* What the task requires:
Find the string "Forecast" in the entries and copy each line that has it.

Excerpts from a figure dataset:
[BEGIN]

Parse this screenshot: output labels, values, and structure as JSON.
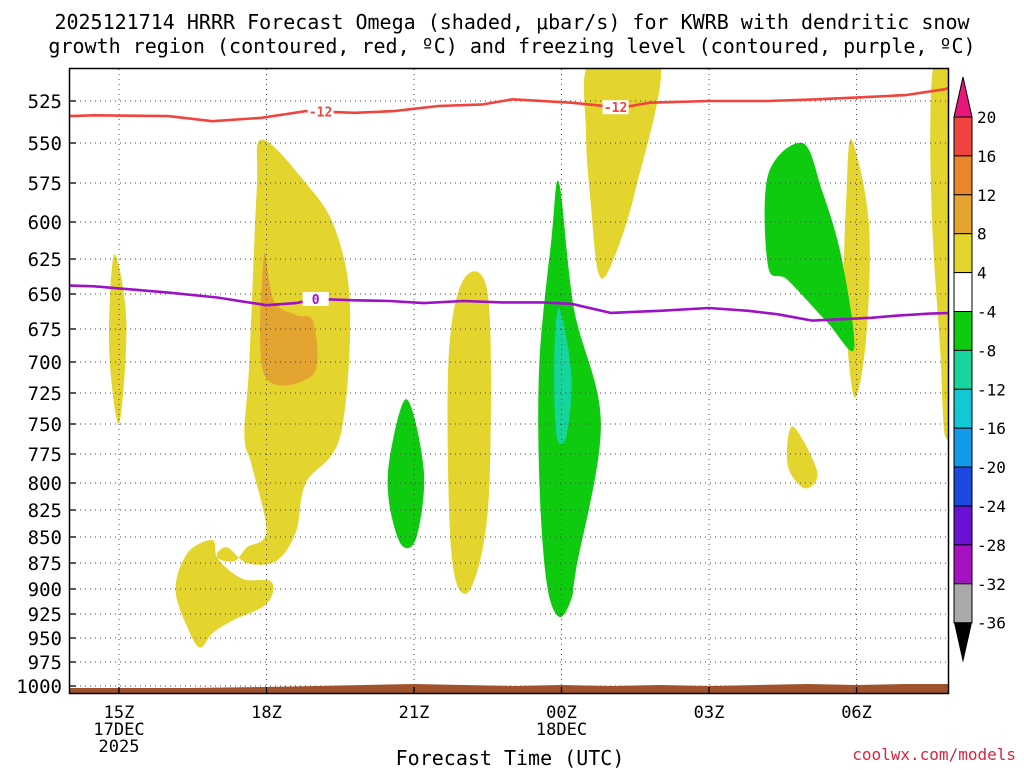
{
  "chart_data": {
    "type": "heatmap",
    "title_line1": "2025121714 HRRR Forecast Omega (shaded, μbar/s) for KWRB with dendritic snow",
    "title_line2": "growth region (contoured, red, ºC) and freezing level (contoured, purple, ºC)",
    "xlabel": "Forecast Time (UTC)",
    "ylabel": "",
    "credit": "coolwx.com/models",
    "x_ticks": [
      {
        "hour": 15,
        "lines": [
          "15Z",
          "17DEC",
          "2025"
        ]
      },
      {
        "hour": 18,
        "lines": [
          "18Z"
        ]
      },
      {
        "hour": 21,
        "lines": [
          "21Z"
        ]
      },
      {
        "hour": 24,
        "lines": [
          "00Z",
          "18DEC"
        ]
      },
      {
        "hour": 27,
        "lines": [
          "03Z"
        ]
      },
      {
        "hour": 30,
        "lines": [
          "06Z"
        ]
      }
    ],
    "xlim": [
      14,
      32
    ],
    "y_ticks": [
      525,
      550,
      575,
      600,
      625,
      650,
      675,
      700,
      725,
      750,
      775,
      800,
      825,
      850,
      875,
      900,
      925,
      950,
      975,
      1000
    ],
    "ylim_hpa": [
      1005,
      500
    ],
    "colorbar": {
      "labels": [
        "20",
        "16",
        "12",
        "8",
        "4",
        "-4",
        "-8",
        "-12",
        "-16",
        "-20",
        "-24",
        "-28",
        "-32",
        "-36"
      ],
      "colors": [
        "#f2443f",
        "#e8862b",
        "#e3a530",
        "#e3d52e",
        "#ffffff",
        "#0fcb0f",
        "#16d49a",
        "#12c8d6",
        "#139ae8",
        "#1c4ae0",
        "#6a12d4",
        "#a412c2",
        "#a9a9a9"
      ],
      "top_arrow_color": "#e8157a",
      "bottom_arrow_color": "#000000"
    },
    "contour_dendritic": {
      "label": "-12",
      "color": "#f2443f",
      "points": [
        [
          14,
          534
        ],
        [
          14.5,
          533.5
        ],
        [
          16,
          534
        ],
        [
          16.9,
          537
        ],
        [
          17.9,
          535
        ],
        [
          18.8,
          531
        ],
        [
          19.8,
          532
        ],
        [
          20.6,
          531
        ],
        [
          21.5,
          528
        ],
        [
          22.4,
          527
        ],
        [
          23,
          524
        ],
        [
          24.2,
          526
        ],
        [
          25.2,
          529
        ],
        [
          25.8,
          526
        ],
        [
          27,
          525
        ],
        [
          28.2,
          525
        ],
        [
          29.2,
          524
        ],
        [
          30.3,
          522.5
        ],
        [
          31,
          521.5
        ],
        [
          31.8,
          518
        ],
        [
          32,
          516
        ]
      ],
      "labels_at": [
        19.1,
        25.1
      ]
    },
    "contour_freezing": {
      "label": "0",
      "color": "#9c12c8",
      "points": [
        [
          14,
          644
        ],
        [
          14.5,
          644.5
        ],
        [
          15,
          646
        ],
        [
          16,
          649
        ],
        [
          17,
          652.5
        ],
        [
          18,
          658
        ],
        [
          18.6,
          656.5
        ],
        [
          19,
          653.5
        ],
        [
          19.8,
          654.5
        ],
        [
          20.5,
          655
        ],
        [
          21.2,
          656.5
        ],
        [
          22,
          655
        ],
        [
          22.8,
          656
        ],
        [
          23.6,
          656
        ],
        [
          24.2,
          657
        ],
        [
          25,
          663.5
        ],
        [
          26,
          662
        ],
        [
          27,
          660
        ],
        [
          27.8,
          662
        ],
        [
          28.4,
          664.5
        ],
        [
          29.1,
          669
        ],
        [
          30.3,
          667
        ],
        [
          30.8,
          665.5
        ],
        [
          31.5,
          664
        ],
        [
          32,
          663.5
        ]
      ],
      "label_at": 19.0
    },
    "omega_regions": [
      {
        "level": "4 to 8",
        "color": "#e3d52e",
        "points": [
          [
            14.9,
            622
          ],
          [
            15.15,
            670
          ],
          [
            15.0,
            750
          ],
          [
            14.8,
            690
          ]
        ]
      },
      {
        "level": "4 to 8",
        "color": "#e3d52e",
        "points": [
          [
            17.8,
            580
          ],
          [
            17.9,
            548
          ],
          [
            18.8,
            575
          ],
          [
            19.4,
            605
          ],
          [
            19.7,
            660
          ],
          [
            19.5,
            760
          ],
          [
            18.8,
            800
          ],
          [
            18.6,
            845
          ],
          [
            18.2,
            873
          ],
          [
            17.6,
            875
          ],
          [
            17.2,
            860
          ],
          [
            17.0,
            870
          ],
          [
            17.5,
            890
          ],
          [
            18.1,
            893
          ],
          [
            18.0,
            915
          ],
          [
            17.3,
            932
          ],
          [
            16.9,
            945
          ],
          [
            16.65,
            960
          ],
          [
            16.4,
            940
          ],
          [
            16.15,
            900
          ],
          [
            16.4,
            865
          ],
          [
            16.9,
            853
          ],
          [
            17.0,
            870
          ],
          [
            17.35,
            873
          ],
          [
            17.6,
            860
          ],
          [
            18.0,
            845
          ],
          [
            17.7,
            785
          ],
          [
            17.55,
            760
          ],
          [
            17.65,
            700
          ]
        ]
      },
      {
        "level": "8 to 12",
        "color": "#e3a530",
        "points": [
          [
            17.95,
            622
          ],
          [
            18.15,
            655
          ],
          [
            18.6,
            665
          ],
          [
            18.95,
            670
          ],
          [
            18.95,
            710
          ],
          [
            17.95,
            710
          ]
        ]
      },
      {
        "level": "4 to 8",
        "color": "#e3d52e",
        "points": [
          [
            22.0,
            640
          ],
          [
            22.5,
            650
          ],
          [
            22.55,
            780
          ],
          [
            22.4,
            860
          ],
          [
            22.05,
            905
          ],
          [
            21.75,
            860
          ],
          [
            21.7,
            700
          ]
        ]
      },
      {
        "level": "4 to 8",
        "color": "#e3d52e",
        "points": [
          [
            24.6,
            500
          ],
          [
            26.0,
            500
          ],
          [
            25.5,
            580
          ],
          [
            25.0,
            630
          ],
          [
            24.75,
            635
          ],
          [
            24.6,
            590
          ],
          [
            24.5,
            545
          ]
        ]
      },
      {
        "level": "4 to 8",
        "color": "#e3d52e",
        "points": [
          [
            28.7,
            752
          ],
          [
            29.2,
            790
          ],
          [
            28.95,
            805
          ],
          [
            28.6,
            785
          ]
        ]
      },
      {
        "level": "4 to 8",
        "color": "#e3d52e",
        "points": [
          [
            29.9,
            548
          ],
          [
            30.25,
            600
          ],
          [
            30.2,
            680
          ],
          [
            29.95,
            728
          ],
          [
            29.75,
            650
          ],
          [
            29.8,
            580
          ]
        ]
      },
      {
        "level": "4 to 8",
        "color": "#e3d52e",
        "points": [
          [
            31.6,
            500
          ],
          [
            32,
            500
          ],
          [
            32,
            720
          ],
          [
            31.8,
            760
          ],
          [
            31.7,
            690
          ],
          [
            31.55,
            610
          ],
          [
            31.5,
            540
          ]
        ]
      },
      {
        "level": "-8 to -4",
        "color": "#0fcb0f",
        "points": [
          [
            20.85,
            730
          ],
          [
            21.2,
            790
          ],
          [
            21.05,
            850
          ],
          [
            20.75,
            858
          ],
          [
            20.5,
            820
          ],
          [
            20.5,
            780
          ]
        ]
      },
      {
        "level": "-8 to -4",
        "color": "#0fcb0f",
        "points": [
          [
            23.95,
            575
          ],
          [
            24.25,
            660
          ],
          [
            24.8,
            750
          ],
          [
            24.3,
            880
          ],
          [
            24.2,
            910
          ],
          [
            23.95,
            928
          ],
          [
            23.7,
            895
          ],
          [
            23.55,
            800
          ],
          [
            23.55,
            700
          ],
          [
            23.8,
            610
          ]
        ]
      },
      {
        "level": "-12 to -8",
        "color": "#16d49a",
        "points": [
          [
            23.95,
            660
          ],
          [
            24.2,
            710
          ],
          [
            24.1,
            760
          ],
          [
            23.9,
            760
          ],
          [
            23.85,
            700
          ]
        ]
      },
      {
        "level": "-8 to -4",
        "color": "#0fcb0f",
        "points": [
          [
            28.2,
            570
          ],
          [
            28.9,
            550
          ],
          [
            29.3,
            580
          ],
          [
            29.7,
            625
          ],
          [
            29.95,
            690
          ],
          [
            29.4,
            670
          ],
          [
            28.6,
            640
          ],
          [
            28.2,
            630
          ]
        ]
      }
    ]
  }
}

[END]

* Complete response:
    "title_line1": "2025121714 HRRR Forecast Omega (shaded, μbar/s) for KWRB with dendritic snow",
    "xlabel": "Forecast Time (UTC)",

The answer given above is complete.